### Given problem
Copy the records below exactly, leaving out any pictures.

### Data rows
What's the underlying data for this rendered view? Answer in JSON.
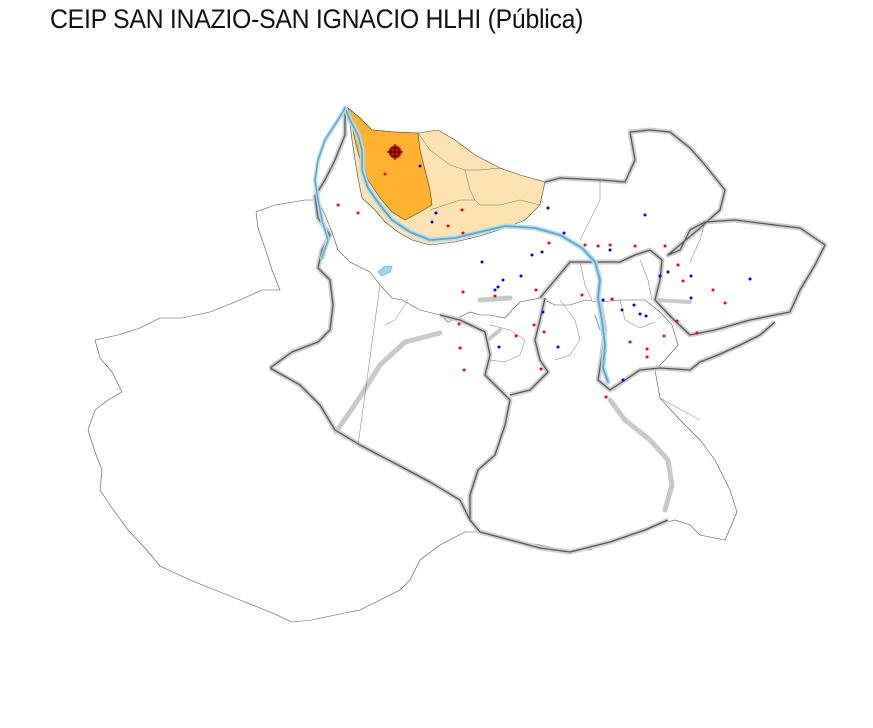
{
  "title": "CEIP SAN INAZIO-SAN IGNACIO HLHI (Pública)",
  "colors": {
    "selected_zone": "#ffb22e",
    "highlight_area": "#fde3b2",
    "river": "#5aa9c9",
    "major_roads": "#9a9a9a",
    "district_borders": "#555555",
    "public_school_points": "#ff0000",
    "concerted_school_points": "#0000ff",
    "selected_school_marker": "#ff0000"
  },
  "legend": null
}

### Output for this exercise
What's the underlying data for this rendered view? Answer in JSON.
{
  "title": "CEIP SAN INAZIO-SAN IGNACIO HLHI (Pública)",
  "colors": {
    "selected_zone": "#ffb22e",
    "highlight_area": "#fde3b2",
    "river": "#5aa9c9",
    "major_roads": "#9a9a9a",
    "district_borders": "#555555",
    "public_school_points": "#ff0000",
    "concerted_school_points": "#0000ff",
    "selected_school_marker": "#ff0000"
  },
  "legend": null
}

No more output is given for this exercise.